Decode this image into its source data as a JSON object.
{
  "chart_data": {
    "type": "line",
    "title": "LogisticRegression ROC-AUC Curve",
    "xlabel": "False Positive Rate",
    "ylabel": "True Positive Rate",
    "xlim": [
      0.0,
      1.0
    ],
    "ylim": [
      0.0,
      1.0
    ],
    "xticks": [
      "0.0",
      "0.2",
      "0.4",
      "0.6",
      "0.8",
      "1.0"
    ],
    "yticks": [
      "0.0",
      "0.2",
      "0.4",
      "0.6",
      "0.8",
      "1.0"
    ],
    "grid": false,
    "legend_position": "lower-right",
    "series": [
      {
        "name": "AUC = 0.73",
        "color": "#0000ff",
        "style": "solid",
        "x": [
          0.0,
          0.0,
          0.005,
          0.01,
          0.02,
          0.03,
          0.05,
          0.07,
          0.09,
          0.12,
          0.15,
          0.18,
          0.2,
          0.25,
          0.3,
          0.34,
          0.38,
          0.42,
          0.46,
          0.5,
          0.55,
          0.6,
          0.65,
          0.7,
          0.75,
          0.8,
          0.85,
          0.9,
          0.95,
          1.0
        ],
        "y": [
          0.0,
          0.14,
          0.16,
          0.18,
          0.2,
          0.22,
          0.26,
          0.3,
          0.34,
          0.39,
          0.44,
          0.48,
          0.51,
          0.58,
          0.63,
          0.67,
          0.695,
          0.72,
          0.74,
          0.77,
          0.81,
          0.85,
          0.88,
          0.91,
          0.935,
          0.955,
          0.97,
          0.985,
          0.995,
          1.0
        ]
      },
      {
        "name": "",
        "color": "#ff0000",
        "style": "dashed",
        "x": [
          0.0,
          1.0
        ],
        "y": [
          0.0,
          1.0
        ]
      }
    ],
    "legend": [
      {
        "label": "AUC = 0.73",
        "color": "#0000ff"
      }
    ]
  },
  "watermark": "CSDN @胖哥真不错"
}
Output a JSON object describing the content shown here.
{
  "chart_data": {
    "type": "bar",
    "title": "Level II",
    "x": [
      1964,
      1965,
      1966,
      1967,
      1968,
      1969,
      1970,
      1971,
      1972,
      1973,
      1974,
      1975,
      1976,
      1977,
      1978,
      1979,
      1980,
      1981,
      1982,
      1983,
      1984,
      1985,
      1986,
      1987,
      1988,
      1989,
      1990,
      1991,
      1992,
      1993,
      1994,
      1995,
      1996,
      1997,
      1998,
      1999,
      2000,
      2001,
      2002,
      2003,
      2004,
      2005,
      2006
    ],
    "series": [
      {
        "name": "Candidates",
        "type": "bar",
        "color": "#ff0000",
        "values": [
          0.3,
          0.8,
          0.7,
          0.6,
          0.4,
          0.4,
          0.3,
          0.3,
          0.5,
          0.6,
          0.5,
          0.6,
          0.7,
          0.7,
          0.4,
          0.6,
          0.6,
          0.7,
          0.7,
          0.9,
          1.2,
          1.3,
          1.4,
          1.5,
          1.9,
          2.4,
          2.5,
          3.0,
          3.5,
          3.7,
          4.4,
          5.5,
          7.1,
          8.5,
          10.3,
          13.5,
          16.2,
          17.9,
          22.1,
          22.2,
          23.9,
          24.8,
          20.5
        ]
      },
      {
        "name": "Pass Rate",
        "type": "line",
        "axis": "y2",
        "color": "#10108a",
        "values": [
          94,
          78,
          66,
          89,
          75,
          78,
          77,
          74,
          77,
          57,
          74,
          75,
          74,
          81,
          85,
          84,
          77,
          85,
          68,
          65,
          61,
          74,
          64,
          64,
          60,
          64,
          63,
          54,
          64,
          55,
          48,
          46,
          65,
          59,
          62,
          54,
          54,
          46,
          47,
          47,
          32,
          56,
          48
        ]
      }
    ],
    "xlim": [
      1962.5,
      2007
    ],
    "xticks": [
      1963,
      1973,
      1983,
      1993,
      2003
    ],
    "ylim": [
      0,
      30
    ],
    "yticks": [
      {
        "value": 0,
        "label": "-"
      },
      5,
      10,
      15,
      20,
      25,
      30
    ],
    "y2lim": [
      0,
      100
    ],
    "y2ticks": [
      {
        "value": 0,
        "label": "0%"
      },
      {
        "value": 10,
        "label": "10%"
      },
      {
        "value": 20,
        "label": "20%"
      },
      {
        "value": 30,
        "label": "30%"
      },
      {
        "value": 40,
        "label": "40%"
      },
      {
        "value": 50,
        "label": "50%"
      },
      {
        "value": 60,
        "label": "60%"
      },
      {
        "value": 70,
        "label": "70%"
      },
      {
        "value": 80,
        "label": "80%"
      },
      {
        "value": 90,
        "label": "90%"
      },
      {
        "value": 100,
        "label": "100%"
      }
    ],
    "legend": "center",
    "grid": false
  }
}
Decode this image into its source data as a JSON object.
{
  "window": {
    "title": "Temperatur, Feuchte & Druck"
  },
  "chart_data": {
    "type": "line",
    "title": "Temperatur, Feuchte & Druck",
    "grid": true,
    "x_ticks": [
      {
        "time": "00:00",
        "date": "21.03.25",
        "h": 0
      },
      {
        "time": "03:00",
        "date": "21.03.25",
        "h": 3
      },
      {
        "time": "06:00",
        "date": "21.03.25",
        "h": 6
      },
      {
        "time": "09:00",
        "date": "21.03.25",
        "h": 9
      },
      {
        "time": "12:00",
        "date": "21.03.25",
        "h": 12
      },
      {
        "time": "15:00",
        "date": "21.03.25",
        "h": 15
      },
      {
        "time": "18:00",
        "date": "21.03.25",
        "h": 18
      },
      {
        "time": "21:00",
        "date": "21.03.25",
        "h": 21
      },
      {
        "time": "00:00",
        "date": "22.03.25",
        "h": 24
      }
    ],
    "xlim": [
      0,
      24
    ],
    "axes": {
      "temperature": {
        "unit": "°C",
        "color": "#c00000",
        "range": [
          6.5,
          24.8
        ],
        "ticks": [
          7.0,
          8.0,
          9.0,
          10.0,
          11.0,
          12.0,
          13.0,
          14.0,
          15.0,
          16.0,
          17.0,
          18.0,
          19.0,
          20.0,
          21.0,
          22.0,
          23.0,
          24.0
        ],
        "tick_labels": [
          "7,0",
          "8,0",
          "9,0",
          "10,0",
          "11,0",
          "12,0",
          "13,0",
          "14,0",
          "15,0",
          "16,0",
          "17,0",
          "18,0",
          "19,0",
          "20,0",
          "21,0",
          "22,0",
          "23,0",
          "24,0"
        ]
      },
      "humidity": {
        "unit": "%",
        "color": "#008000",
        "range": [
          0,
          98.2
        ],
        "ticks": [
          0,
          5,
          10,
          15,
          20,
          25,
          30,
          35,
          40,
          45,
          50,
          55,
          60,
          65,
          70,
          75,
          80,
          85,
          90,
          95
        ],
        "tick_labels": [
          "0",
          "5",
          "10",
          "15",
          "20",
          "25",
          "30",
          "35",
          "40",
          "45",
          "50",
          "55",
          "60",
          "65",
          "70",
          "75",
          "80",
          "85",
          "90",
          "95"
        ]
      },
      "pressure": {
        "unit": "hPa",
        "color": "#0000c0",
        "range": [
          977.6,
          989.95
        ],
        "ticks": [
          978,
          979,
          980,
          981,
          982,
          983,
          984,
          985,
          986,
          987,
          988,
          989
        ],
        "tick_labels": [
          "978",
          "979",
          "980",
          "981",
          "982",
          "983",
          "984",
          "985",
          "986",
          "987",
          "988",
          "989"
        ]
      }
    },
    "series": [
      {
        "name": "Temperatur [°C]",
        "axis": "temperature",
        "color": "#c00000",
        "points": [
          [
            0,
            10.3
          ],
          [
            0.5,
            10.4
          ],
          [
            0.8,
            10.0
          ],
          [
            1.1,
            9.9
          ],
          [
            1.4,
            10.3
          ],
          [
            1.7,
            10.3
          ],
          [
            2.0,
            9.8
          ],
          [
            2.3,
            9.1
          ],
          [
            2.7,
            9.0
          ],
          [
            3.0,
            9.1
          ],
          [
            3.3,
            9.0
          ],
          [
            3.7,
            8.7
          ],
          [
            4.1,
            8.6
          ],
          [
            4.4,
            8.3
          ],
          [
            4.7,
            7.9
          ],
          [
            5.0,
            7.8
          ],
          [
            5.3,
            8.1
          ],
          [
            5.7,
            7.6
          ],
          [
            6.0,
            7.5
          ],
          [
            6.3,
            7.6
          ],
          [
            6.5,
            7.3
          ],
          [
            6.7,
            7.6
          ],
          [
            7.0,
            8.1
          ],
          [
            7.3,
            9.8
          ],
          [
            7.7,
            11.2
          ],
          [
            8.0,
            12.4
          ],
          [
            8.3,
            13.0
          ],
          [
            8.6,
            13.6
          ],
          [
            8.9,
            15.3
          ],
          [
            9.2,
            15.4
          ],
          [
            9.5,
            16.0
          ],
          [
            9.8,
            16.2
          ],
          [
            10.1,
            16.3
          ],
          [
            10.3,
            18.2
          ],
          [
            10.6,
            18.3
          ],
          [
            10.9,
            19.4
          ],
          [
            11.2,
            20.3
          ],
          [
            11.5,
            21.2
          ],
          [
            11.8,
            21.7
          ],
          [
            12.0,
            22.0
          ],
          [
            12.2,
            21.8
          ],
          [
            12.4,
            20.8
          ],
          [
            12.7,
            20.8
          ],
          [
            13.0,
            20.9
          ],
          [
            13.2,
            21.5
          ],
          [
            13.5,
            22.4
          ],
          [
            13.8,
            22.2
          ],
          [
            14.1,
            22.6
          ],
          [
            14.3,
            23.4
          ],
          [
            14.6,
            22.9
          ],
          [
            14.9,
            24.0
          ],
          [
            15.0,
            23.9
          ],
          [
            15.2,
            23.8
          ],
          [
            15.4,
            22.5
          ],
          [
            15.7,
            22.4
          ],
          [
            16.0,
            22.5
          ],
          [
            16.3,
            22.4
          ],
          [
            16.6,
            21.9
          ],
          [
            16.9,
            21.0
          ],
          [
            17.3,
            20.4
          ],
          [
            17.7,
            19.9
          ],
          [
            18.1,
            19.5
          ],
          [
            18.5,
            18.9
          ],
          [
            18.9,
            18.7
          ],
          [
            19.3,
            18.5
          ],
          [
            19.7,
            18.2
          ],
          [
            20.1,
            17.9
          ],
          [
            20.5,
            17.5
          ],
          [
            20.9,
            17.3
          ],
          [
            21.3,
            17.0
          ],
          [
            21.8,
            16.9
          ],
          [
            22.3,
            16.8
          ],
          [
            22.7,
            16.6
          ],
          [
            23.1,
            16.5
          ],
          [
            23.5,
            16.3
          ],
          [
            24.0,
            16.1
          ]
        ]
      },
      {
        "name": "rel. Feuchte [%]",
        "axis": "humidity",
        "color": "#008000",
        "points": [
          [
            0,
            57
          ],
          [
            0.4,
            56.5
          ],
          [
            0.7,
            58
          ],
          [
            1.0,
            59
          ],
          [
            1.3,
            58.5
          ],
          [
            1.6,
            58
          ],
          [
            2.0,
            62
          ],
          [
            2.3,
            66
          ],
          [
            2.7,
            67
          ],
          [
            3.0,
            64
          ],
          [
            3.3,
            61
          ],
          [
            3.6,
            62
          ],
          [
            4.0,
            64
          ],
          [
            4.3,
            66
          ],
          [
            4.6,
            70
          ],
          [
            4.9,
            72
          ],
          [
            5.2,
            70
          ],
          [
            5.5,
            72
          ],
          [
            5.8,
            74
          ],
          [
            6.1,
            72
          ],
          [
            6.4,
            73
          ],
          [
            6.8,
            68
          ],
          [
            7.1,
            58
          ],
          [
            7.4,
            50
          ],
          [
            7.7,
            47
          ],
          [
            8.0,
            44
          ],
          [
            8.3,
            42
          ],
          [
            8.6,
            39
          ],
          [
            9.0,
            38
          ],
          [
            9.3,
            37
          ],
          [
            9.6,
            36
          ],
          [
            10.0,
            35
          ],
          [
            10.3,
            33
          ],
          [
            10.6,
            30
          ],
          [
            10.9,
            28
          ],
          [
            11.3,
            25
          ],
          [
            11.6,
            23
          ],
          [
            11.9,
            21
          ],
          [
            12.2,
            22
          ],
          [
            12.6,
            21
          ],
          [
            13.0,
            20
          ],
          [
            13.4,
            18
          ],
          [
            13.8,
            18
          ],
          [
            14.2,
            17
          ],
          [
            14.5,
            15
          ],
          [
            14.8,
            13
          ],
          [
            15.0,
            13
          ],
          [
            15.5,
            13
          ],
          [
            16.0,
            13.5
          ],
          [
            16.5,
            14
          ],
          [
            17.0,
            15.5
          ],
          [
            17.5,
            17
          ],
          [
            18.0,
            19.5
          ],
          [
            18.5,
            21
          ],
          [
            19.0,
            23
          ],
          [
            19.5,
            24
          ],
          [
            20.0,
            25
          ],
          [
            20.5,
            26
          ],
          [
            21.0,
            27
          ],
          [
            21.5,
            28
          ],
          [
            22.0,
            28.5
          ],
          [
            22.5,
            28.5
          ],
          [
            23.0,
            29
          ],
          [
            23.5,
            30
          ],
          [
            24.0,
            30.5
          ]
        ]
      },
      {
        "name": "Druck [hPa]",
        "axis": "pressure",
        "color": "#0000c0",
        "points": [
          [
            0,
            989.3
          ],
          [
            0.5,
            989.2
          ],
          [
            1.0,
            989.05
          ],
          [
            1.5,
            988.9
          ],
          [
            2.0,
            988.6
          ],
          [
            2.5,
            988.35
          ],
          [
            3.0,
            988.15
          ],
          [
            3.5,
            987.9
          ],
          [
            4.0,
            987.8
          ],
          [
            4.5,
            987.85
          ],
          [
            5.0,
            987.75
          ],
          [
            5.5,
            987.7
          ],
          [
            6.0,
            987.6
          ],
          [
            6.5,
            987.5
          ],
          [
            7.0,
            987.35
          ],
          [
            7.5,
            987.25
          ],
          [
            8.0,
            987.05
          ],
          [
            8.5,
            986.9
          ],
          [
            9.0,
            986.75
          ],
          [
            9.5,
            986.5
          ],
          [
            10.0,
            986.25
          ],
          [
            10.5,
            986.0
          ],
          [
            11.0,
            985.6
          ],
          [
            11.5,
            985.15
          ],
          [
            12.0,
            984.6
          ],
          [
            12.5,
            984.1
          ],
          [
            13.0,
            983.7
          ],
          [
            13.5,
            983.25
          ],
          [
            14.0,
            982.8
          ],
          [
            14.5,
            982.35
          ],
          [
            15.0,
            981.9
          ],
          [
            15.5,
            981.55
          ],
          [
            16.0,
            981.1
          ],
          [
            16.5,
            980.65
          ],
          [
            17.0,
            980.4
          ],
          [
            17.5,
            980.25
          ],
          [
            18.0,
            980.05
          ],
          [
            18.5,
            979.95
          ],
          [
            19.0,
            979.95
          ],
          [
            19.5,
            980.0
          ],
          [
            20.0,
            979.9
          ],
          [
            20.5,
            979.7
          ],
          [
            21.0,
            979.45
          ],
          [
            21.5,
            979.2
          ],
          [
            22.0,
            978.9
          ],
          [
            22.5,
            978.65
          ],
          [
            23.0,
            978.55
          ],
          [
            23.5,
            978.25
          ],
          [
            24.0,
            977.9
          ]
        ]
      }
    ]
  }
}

++++++++++

■ Goal of the exercise: Where does the word "axis" appear? Return each line that holds it.

■ Result for this exercise:
        "axis": "y2",
        "axis": "temperature",
        "axis": "humidity",
        "axis": "pressure",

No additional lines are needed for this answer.